### [What is being asked]
From the journal privacy policy below, extract the passage word for word, starting with "Where we use" and going on through "appropriate security measures.".

### [Provided text]
----

Publication metadata may also be deposited with or exposed to discovery, indexing, citation, archiving, and preservation services to support visibility, citation, access, and long-term scholarly recordkeeping. Crossref and ORCID are widely used components of that infrastructure.
Information that is part of the published scholarly record may need to remain available indefinitely in the interests of citation integrity, transparency, and preservation, even where some underlying account data is later deleted or minimised.
8. Confidentiality of Peer Review
The Journal operates a peer-review process and treats manuscripts under review, reviewer identities within confidential systems, reviewer reports, editorial deliberations, and unpublished submission materials as confidential, except where disclosure is required for legitimate editorial administration, publication ethics investigation, legal compliance, platform support, or where our published policies clearly provide otherwise.
Reviewers are expected to maintain the confidentiality of manuscripts and not disclose or use unpublished materials outside the review process. Confidential peer review is a core element of publication ethics guidance.
9. Cookies, Similar Technologies, and Technical Logs
The Journal website and hosting environment may use cookies or similar technologies that are strictly necessary for login sessions, language selection, security, fraud prevention, load balancing, and other essential platform functions. We may also use limited analytics, server logs, or security monitoring tools to maintain site performance and protect the platform.
Where non-essential cookies or tracking tools are used, we will seek consent where legally required and provide appropriate notice. Privacy notices should explain what is collected, why, for how long, and with whom it is shared.
If your OJS installation uses only essential cookies, say so clearly in your cookie banner or site notice.
10. Sharing of Personal Data
We do not sell personal data. We may share personal data only where necessary and proportionate with:
- the publisher, Journal staff, editors, editorial board members, and authorised administrators;
- reviewers and authors, only to the extent necessary within the Journal’s review model and workflow;
- hosting providers, email providers, backup providers, and IT support providers acting on our instructions;
- service providers supporting journal management, DOI registration, metadata deposit, indexing, archiving, or preservation;
- professional advisers, auditors, insurers, or legal counsel where necessary;
- public authorities, regulators, courts, or law-enforcement bodies where required by law or lawful process;
- successor or restructured entities, where legally permitted and subject to appropriate safeguards.
Where we use processors or service providers, we expect them to process personal data only on documented instructions, maintain confidentiality, and apply appropriate security measures.

----

### [Data lines]

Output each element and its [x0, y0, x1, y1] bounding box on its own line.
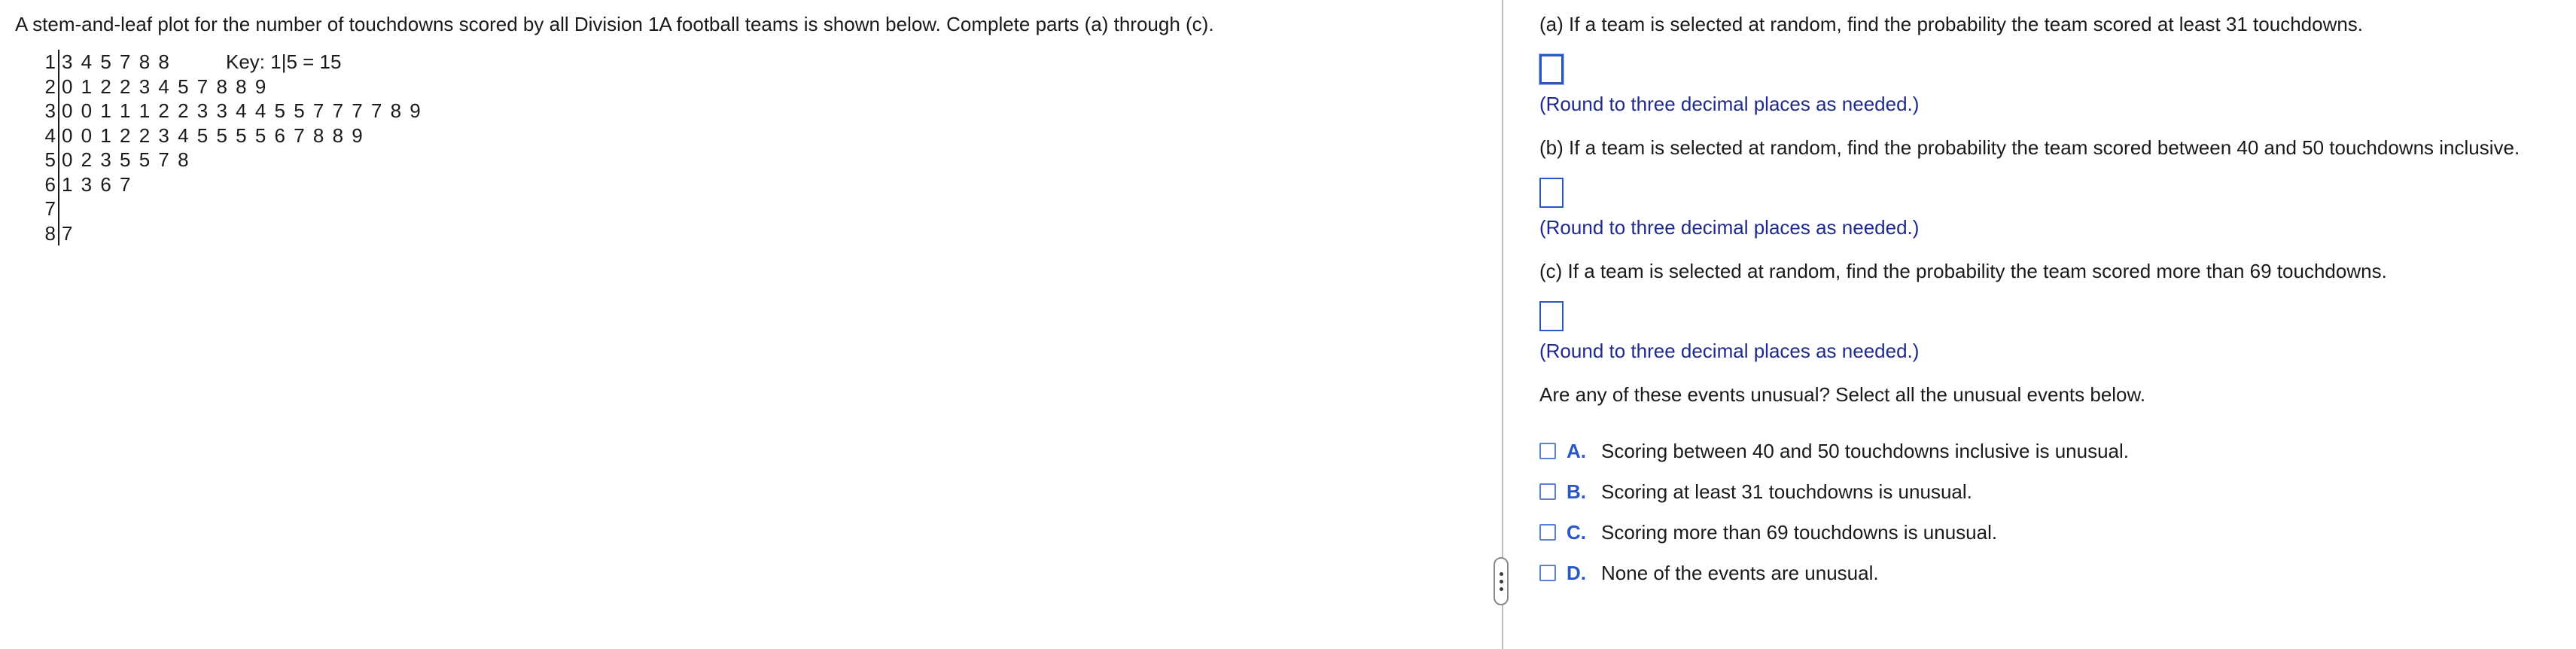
stem: 4: [39, 123, 59, 148]
choice-letter: C.: [1567, 520, 1586, 544]
part-a-answer-input[interactable]: [1539, 54, 1564, 84]
unusual-events-prompt: Are any of these events unusual? Select …: [1539, 383, 2146, 406]
stem-leaf-row: 6 1 3 6 7: [39, 172, 1490, 197]
problem-pane: A stem-and-leaf plot for the number of t…: [15, 11, 1490, 245]
checkbox-c[interactable]: [1539, 524, 1556, 541]
stem-leaf-row: 8 7: [39, 221, 1490, 245]
part-b-question: (b) If a team is selected at random, fin…: [1539, 136, 2520, 159]
handle-dot: [1499, 579, 1503, 583]
stem-leaf-row: 2 0 1 2 2 3 4 5 7 8 8 9: [39, 74, 1490, 99]
part-a-question: (a) If a team is selected at random, fin…: [1539, 13, 2364, 35]
choice-text: Scoring more than 69 touchdowns is unusu…: [1601, 520, 1998, 544]
checkbox-d[interactable]: [1539, 565, 1556, 581]
choice-c[interactable]: C. Scoring more than 69 touchdowns is un…: [1539, 512, 2563, 553]
stem: 3: [39, 99, 59, 123]
leaves: [59, 197, 62, 221]
stem-and-leaf-plot: Key: 1|5 = 15 1 3 4 5 7 8 8 2 0 1 2 2 3 …: [39, 50, 1490, 245]
pane-divider: [1502, 0, 1503, 649]
choice-d[interactable]: D. None of the events are unusual.: [1539, 553, 2563, 593]
stem-leaf-row: 7: [39, 197, 1490, 221]
choice-a[interactable]: A. Scoring between 40 and 50 touchdowns …: [1539, 431, 2563, 471]
choice-letter: A.: [1567, 439, 1586, 462]
choice-text: Scoring between 40 and 50 touchdowns inc…: [1601, 439, 2130, 462]
choice-letter: D.: [1567, 561, 1586, 584]
page: A stem-and-leaf plot for the number of t…: [0, 0, 2576, 649]
handle-dot: [1499, 571, 1503, 576]
leaves: 7: [62, 221, 75, 245]
part-b-answer-input[interactable]: [1539, 178, 1564, 208]
leaves: 1 3 6 7: [62, 172, 132, 196]
part-c-question: (c) If a team is selected at random, fin…: [1539, 260, 2387, 282]
leaves: 0 0 1 1 1 2 2 3 3 4 4 5 5 7 7 7 7 8 9: [62, 99, 422, 122]
stem: 8: [39, 221, 59, 245]
stem: 1: [39, 50, 59, 75]
leaves: 0 1 2 2 3 4 5 7 8 8 9: [62, 75, 268, 98]
leaves: 0 2 3 5 5 7 8: [62, 148, 190, 171]
stem: 5: [39, 148, 59, 172]
choice-b[interactable]: B. Scoring at least 31 touchdowns is unu…: [1539, 471, 2563, 512]
checkbox-a[interactable]: [1539, 443, 1556, 459]
choice-letter: B.: [1567, 480, 1586, 503]
part-c-round-note: (Round to three decimal places as needed…: [1539, 340, 1920, 362]
problem-intro: A stem-and-leaf plot for the number of t…: [15, 13, 1214, 35]
stem: 2: [39, 74, 59, 99]
handle-dot: [1499, 587, 1503, 591]
checkbox-b[interactable]: [1539, 483, 1556, 500]
stem-leaf-key: Key: 1|5 = 15: [226, 50, 342, 73]
stem: 6: [39, 172, 59, 197]
pane-resize-handle[interactable]: [1494, 557, 1509, 605]
stem-leaf-row: 5 0 2 3 5 5 7 8: [39, 148, 1490, 172]
choice-text: None of the events are unusual.: [1601, 561, 1879, 584]
part-a-round-note: (Round to three decimal places as needed…: [1539, 93, 1920, 115]
stem-leaf-row: 4 0 0 1 2 2 3 4 5 5 5 5 6 7 8 8 9: [39, 123, 1490, 148]
stem: 7: [39, 197, 59, 221]
leaves: 3 4 5 7 8 8: [62, 50, 171, 73]
unusual-events-choices: A. Scoring between 40 and 50 touchdowns …: [1539, 431, 2563, 593]
leaves: 0 0 1 2 2 3 4 5 5 5 5 6 7 8 8 9: [62, 123, 364, 147]
part-c-answer-input[interactable]: [1539, 301, 1564, 331]
choice-text: Scoring at least 31 touchdowns is unusua…: [1601, 480, 1972, 503]
stem-leaf-row: 3 0 0 1 1 1 2 2 3 3 4 4 5 5 7 7 7 7 8 9: [39, 99, 1490, 123]
question-pane: (a) If a team is selected at random, fin…: [1539, 11, 2563, 593]
part-b-round-note: (Round to three decimal places as needed…: [1539, 216, 1920, 239]
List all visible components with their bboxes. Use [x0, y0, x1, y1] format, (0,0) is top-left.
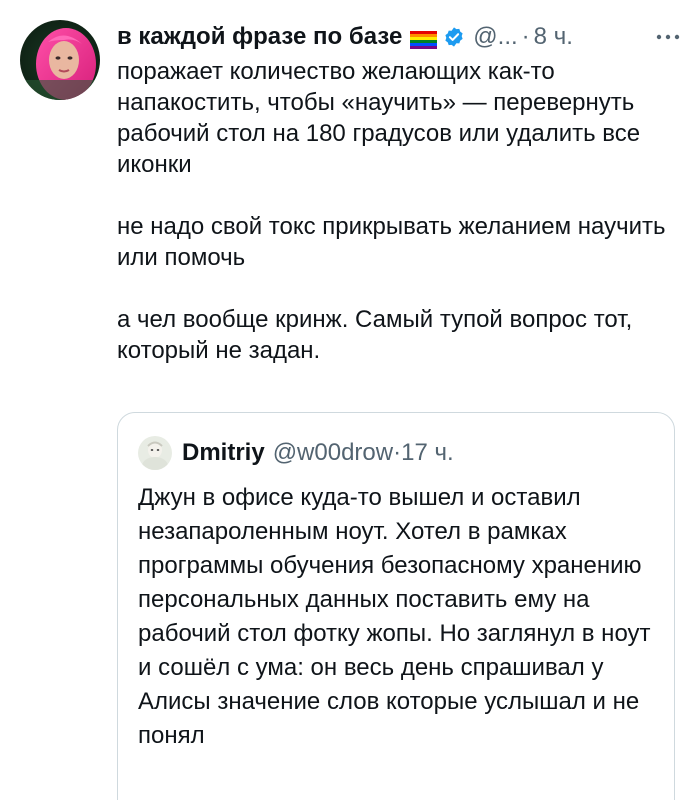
tweet-paragraph: не надо свой токс прикрывать желанием на… [117, 213, 666, 271]
tweet-time[interactable]: 8 ч. [534, 23, 573, 51]
rainbow-flag-icon [410, 28, 438, 49]
quoted-tweet[interactable]: Dmitriy @w00drow · 17 ч. Джун в офисе ку… [117, 412, 675, 800]
tweet-header: в каждой фразе по базе @... · 8 ч. [117, 20, 684, 54]
author-handle[interactable]: @... [473, 23, 517, 51]
tweet: в каждой фразе по базе @... · 8 ч. пораж… [0, 0, 698, 800]
quoted-author-handle[interactable]: @w00drow [273, 439, 393, 467]
author-avatar[interactable] [20, 20, 100, 100]
author-name[interactable]: в каждой фразе по базе [117, 23, 402, 51]
verified-badge-icon [443, 26, 465, 48]
quoted-tweet-text: Джун в офисе куда-то вышел и оставил нез… [138, 484, 651, 749]
separator-dot: · [521, 23, 530, 50]
tweet-paragraph: поражает количество желающих как-то напа… [117, 58, 641, 178]
quoted-tweet-header: Dmitriy @w00drow · 17 ч. [138, 435, 454, 471]
quoted-tweet-time[interactable]: 17 ч. [401, 439, 454, 467]
tweet-text: поражает количество желающих как-то напа… [117, 56, 677, 366]
quoted-author-avatar[interactable] [138, 436, 172, 470]
quoted-separator-dot: · [393, 439, 402, 466]
more-options-icon[interactable] [652, 27, 684, 47]
quoted-author-name[interactable]: Dmitriy [182, 439, 265, 467]
tweet-paragraph: а чел вообще кринж. Самый тупой вопрос т… [117, 306, 633, 364]
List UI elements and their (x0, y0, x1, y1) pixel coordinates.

----

### [Exercise output]
Where we use processors or service providers, we expect them to process personal data only on documented instructions, maintain confidentiality, and apply appropriate security measures.